### Stated exercise:
Return all lines where the word "grid" can be found.

### Dataset entries on figures:
▬▬▬▬▬▬▬▬▬▬

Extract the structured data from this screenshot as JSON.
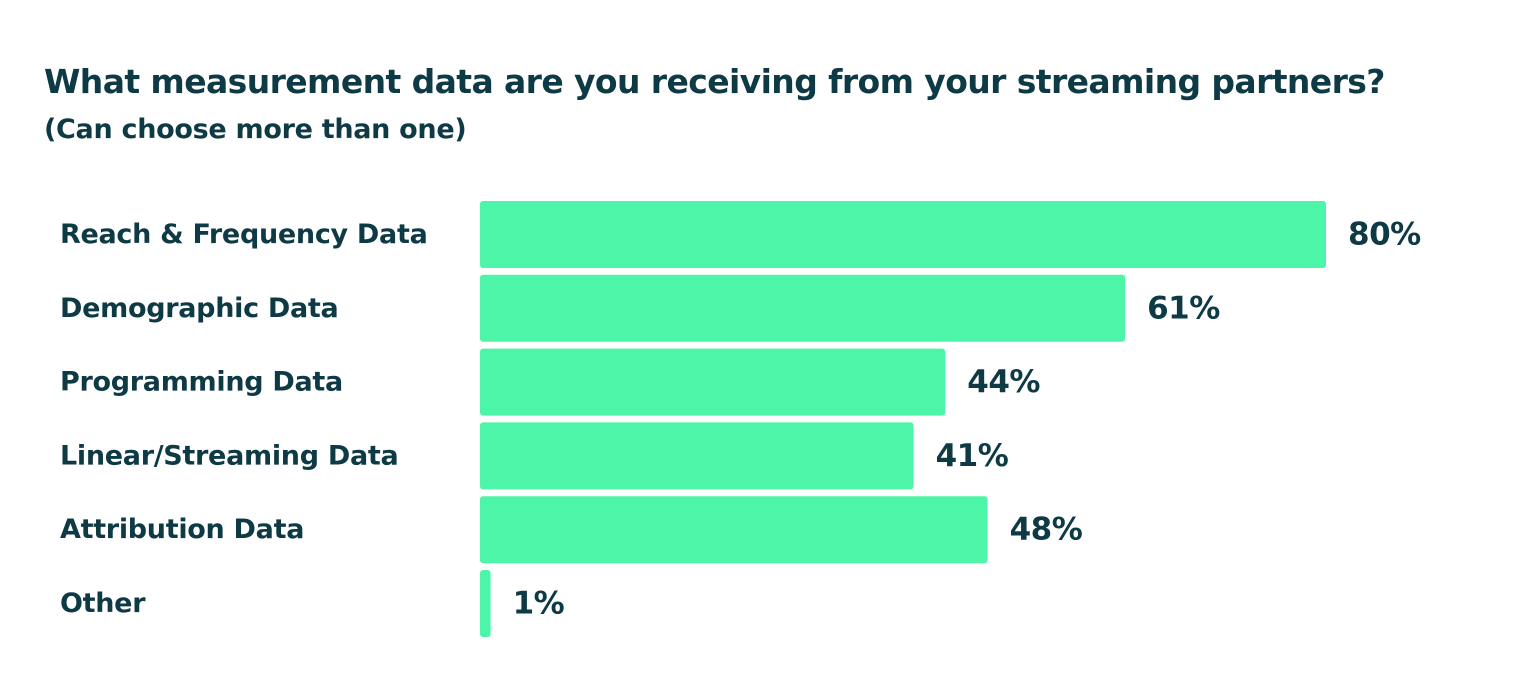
{
  "chart_data": {
    "type": "bar",
    "orientation": "horizontal",
    "title": "What measurement data are you receiving from your streaming partners?",
    "subtitle": "(Can choose more than one)",
    "categories": [
      "Reach & Frequency Data",
      "Demographic Data",
      "Programming Data",
      "Linear/Streaming Data",
      "Attribution Data",
      "Other"
    ],
    "values": [
      80,
      61,
      44,
      41,
      48,
      1
    ],
    "value_labels": [
      "80%",
      "61%",
      "44%",
      "41%",
      "48%",
      "1%"
    ],
    "unit": "%",
    "xlim": [
      0,
      100
    ],
    "grid": false,
    "legend": "none",
    "bar_color": "#4df5a8",
    "text_color": "#0e3a45"
  }
}
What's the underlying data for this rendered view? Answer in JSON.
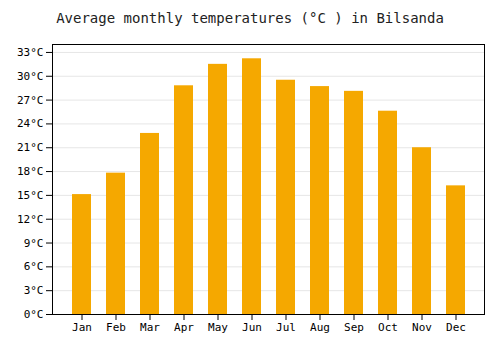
{
  "chart_data": {
    "type": "bar",
    "title": "Average monthly temperatures (°C ) in Bilsanda",
    "categories": [
      "Jan",
      "Feb",
      "Mar",
      "Apr",
      "May",
      "Jun",
      "Jul",
      "Aug",
      "Sep",
      "Oct",
      "Nov",
      "Dec"
    ],
    "values": [
      15.1,
      17.8,
      22.8,
      28.8,
      31.5,
      32.2,
      29.5,
      28.7,
      28.1,
      25.6,
      21.0,
      16.2
    ],
    "color": "#F5A800",
    "ylim": [
      0,
      34
    ],
    "yticks": [
      {
        "value": 0,
        "label": "0°C"
      },
      {
        "value": 3,
        "label": "3°C"
      },
      {
        "value": 6,
        "label": "6°C"
      },
      {
        "value": 9,
        "label": "9°C"
      },
      {
        "value": 12,
        "label": "12°C"
      },
      {
        "value": 15,
        "label": "15°C"
      },
      {
        "value": 18,
        "label": "18°C"
      },
      {
        "value": 21,
        "label": "21°C"
      },
      {
        "value": 24,
        "label": "24°C"
      },
      {
        "value": 27,
        "label": "27°C"
      },
      {
        "value": 30,
        "label": "30°C"
      },
      {
        "value": 33,
        "label": "33°C"
      }
    ],
    "grid": true
  }
}
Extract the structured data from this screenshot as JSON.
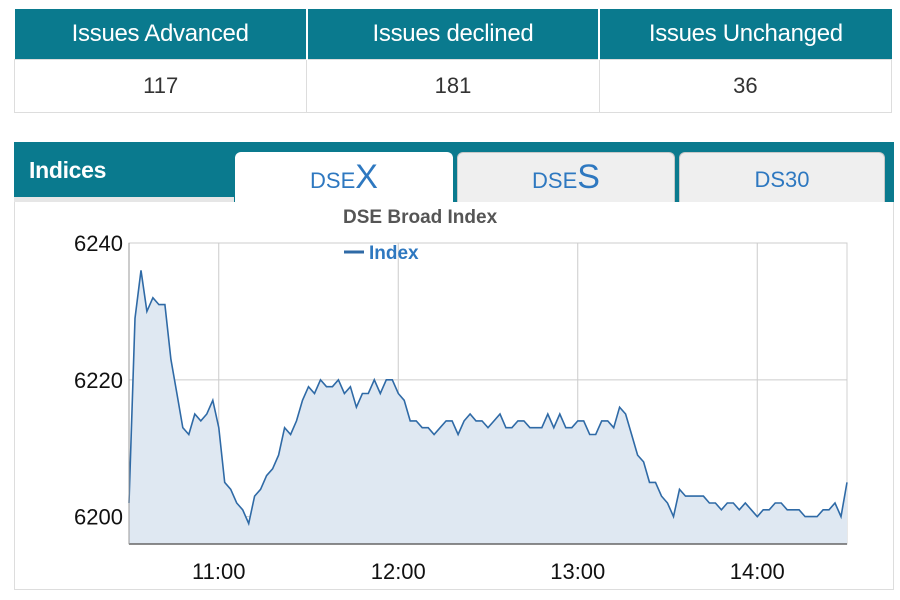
{
  "issues": {
    "headers": [
      "Issues Advanced",
      "Issues declined",
      "Issues Unchanged"
    ],
    "values": [
      "117",
      "181",
      "36"
    ]
  },
  "indices": {
    "title": "Indices",
    "tabs": [
      {
        "prefix": "DSE",
        "suffix": "X",
        "active": true
      },
      {
        "prefix": "DSE",
        "suffix": "S",
        "active": false
      },
      {
        "prefix": "DS30",
        "suffix": "",
        "active": false
      }
    ]
  },
  "colors": {
    "header_bg": "#0a7a8e",
    "line": "#2f6aa6",
    "fill": "#dfe8f2",
    "grid": "#cccccc",
    "tab_text": "#2e78c0"
  },
  "chart_data": {
    "type": "area",
    "title": "DSE Broad Index",
    "series": [
      {
        "name": "Index",
        "x": [
          "10:30",
          "10:32",
          "10:34",
          "10:36",
          "10:38",
          "10:40",
          "10:42",
          "10:44",
          "10:46",
          "10:48",
          "10:50",
          "10:52",
          "10:54",
          "10:56",
          "10:58",
          "11:00",
          "11:02",
          "11:04",
          "11:06",
          "11:08",
          "11:10",
          "11:12",
          "11:14",
          "11:16",
          "11:18",
          "11:20",
          "11:22",
          "11:24",
          "11:26",
          "11:28",
          "11:30",
          "11:32",
          "11:34",
          "11:36",
          "11:38",
          "11:40",
          "11:42",
          "11:44",
          "11:46",
          "11:48",
          "11:50",
          "11:52",
          "11:54",
          "11:56",
          "11:58",
          "12:00",
          "12:02",
          "12:04",
          "12:06",
          "12:08",
          "12:10",
          "12:12",
          "12:14",
          "12:16",
          "12:18",
          "12:20",
          "12:22",
          "12:24",
          "12:26",
          "12:28",
          "12:30",
          "12:32",
          "12:34",
          "12:36",
          "12:38",
          "12:40",
          "12:42",
          "12:44",
          "12:46",
          "12:48",
          "12:50",
          "12:52",
          "12:54",
          "12:56",
          "12:58",
          "13:00",
          "13:02",
          "13:04",
          "13:06",
          "13:08",
          "13:10",
          "13:12",
          "13:14",
          "13:16",
          "13:18",
          "13:20",
          "13:22",
          "13:24",
          "13:26",
          "13:28",
          "13:30",
          "13:32",
          "13:34",
          "13:36",
          "13:38",
          "13:40",
          "13:42",
          "13:44",
          "13:46",
          "13:48",
          "13:50",
          "13:52",
          "13:54",
          "13:56",
          "13:58",
          "14:00",
          "14:02",
          "14:04",
          "14:06",
          "14:08",
          "14:10",
          "14:12",
          "14:14",
          "14:16",
          "14:18",
          "14:20",
          "14:22",
          "14:24",
          "14:26",
          "14:28",
          "14:30"
        ],
        "values": [
          6202,
          6229,
          6236,
          6230,
          6232,
          6231,
          6231,
          6223,
          6218,
          6213,
          6212,
          6215,
          6214,
          6215,
          6217,
          6213,
          6205,
          6204,
          6202,
          6201,
          6199,
          6203,
          6204,
          6206,
          6207,
          6209,
          6213,
          6212,
          6214,
          6217,
          6219,
          6218,
          6220,
          6219,
          6219,
          6220,
          6218,
          6219,
          6216,
          6218,
          6218,
          6220,
          6218,
          6220,
          6220,
          6218,
          6217,
          6214,
          6214,
          6213,
          6213,
          6212,
          6213,
          6214,
          6214,
          6212,
          6214,
          6215,
          6214,
          6214,
          6213,
          6214,
          6215,
          6213,
          6213,
          6214,
          6214,
          6213,
          6213,
          6213,
          6215,
          6213,
          6215,
          6213,
          6213,
          6214,
          6214,
          6212,
          6212,
          6214,
          6214,
          6213,
          6216,
          6215,
          6212,
          6209,
          6208,
          6205,
          6205,
          6203,
          6202,
          6200,
          6204,
          6203,
          6203,
          6203,
          6203,
          6202,
          6202,
          6201,
          6202,
          6202,
          6201,
          6202,
          6201,
          6200,
          6201,
          6201,
          6202,
          6202,
          6201,
          6201,
          6201,
          6200,
          6200,
          6200,
          6201,
          6201,
          6202,
          6200,
          6205
        ]
      }
    ],
    "xticks": [
      "11:00",
      "12:00",
      "13:00",
      "14:00"
    ],
    "yticks": [
      6200,
      6220,
      6240
    ],
    "ylim": [
      6196,
      6240
    ],
    "xlim": [
      "10:30",
      "14:30"
    ],
    "grid": true,
    "legend": "top"
  }
}
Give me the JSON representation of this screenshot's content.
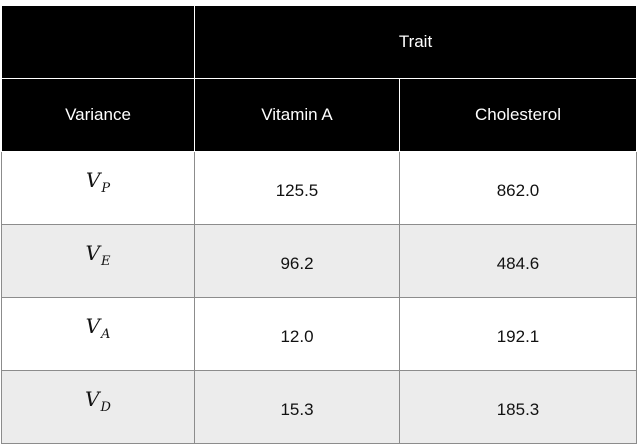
{
  "table": {
    "header_top": "Trait",
    "columns": [
      "Variance",
      "Vitamin A",
      "Cholesterol"
    ],
    "rows": [
      {
        "symbol": "V",
        "subscript": "P",
        "vitamin_a": "125.5",
        "cholesterol": "862.0"
      },
      {
        "symbol": "V",
        "subscript": "E",
        "vitamin_a": "96.2",
        "cholesterol": "484.6"
      },
      {
        "symbol": "V",
        "subscript": "A",
        "vitamin_a": "12.0",
        "cholesterol": "192.1"
      },
      {
        "symbol": "V",
        "subscript": "D",
        "vitamin_a": "15.3",
        "cholesterol": "185.3"
      }
    ]
  }
}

▬▬▬▬▬▬▬▬▬▬

### Written answer:
    "grid": false,
    "grid": true
    "grid": "#cccccc",
    "grid": true,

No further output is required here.